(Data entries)
==================================================
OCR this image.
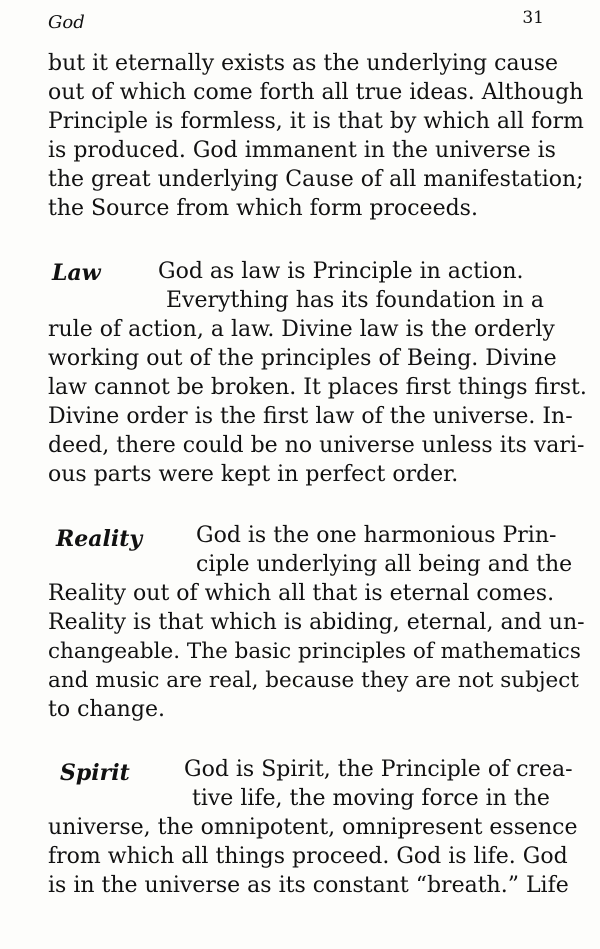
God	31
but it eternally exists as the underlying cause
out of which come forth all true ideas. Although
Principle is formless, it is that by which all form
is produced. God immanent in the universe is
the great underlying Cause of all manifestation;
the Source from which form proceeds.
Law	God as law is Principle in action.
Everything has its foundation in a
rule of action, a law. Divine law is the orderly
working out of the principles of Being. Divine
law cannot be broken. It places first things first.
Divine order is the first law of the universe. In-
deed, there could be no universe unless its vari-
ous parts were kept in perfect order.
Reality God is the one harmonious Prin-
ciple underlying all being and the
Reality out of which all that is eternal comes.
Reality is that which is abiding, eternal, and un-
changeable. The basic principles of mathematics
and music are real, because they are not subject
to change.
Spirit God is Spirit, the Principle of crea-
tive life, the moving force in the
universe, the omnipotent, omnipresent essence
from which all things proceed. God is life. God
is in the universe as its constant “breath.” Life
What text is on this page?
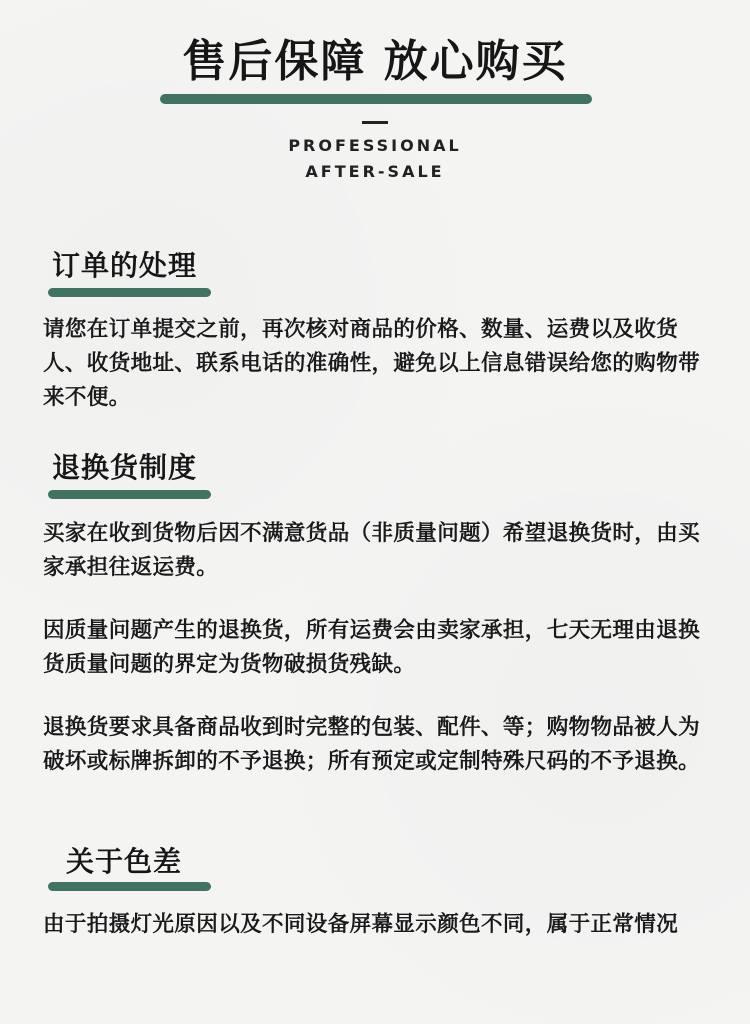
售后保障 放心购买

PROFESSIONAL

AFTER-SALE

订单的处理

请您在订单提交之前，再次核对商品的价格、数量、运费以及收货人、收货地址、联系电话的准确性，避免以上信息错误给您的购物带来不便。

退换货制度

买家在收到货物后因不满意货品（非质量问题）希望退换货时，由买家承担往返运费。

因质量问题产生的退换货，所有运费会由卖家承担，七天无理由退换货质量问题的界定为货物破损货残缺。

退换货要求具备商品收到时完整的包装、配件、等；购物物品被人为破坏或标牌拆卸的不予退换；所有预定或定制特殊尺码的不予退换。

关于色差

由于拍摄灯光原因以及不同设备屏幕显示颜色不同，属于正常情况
==================================================
■ TASK TO COMPLETE ■
Every line from the one with "What text is on this page?" through the last line of the material gets printed exactly, and nothing more. Omit the pictures.

■ TASK RESULT ■
What text is on this page?
售后保障 放心购买

PROFESSIONAL

AFTER-SALE

订单的处理

请您在订单提交之前，再次核对商品的价格、数量、运费以及收货人、收货地址、联系电话的准确性，避免以上信息错误给您的购物带来不便。

退换货制度

买家在收到货物后因不满意货品（非质量问题）希望退换货时，由买家承担往返运费。

因质量问题产生的退换货，所有运费会由卖家承担，七天无理由退换货质量问题的界定为货物破损货残缺。

退换货要求具备商品收到时完整的包装、配件、等；购物物品被人为破坏或标牌拆卸的不予退换；所有预定或定制特殊尺码的不予退换。

关于色差

由于拍摄灯光原因以及不同设备屏幕显示颜色不同，属于正常情况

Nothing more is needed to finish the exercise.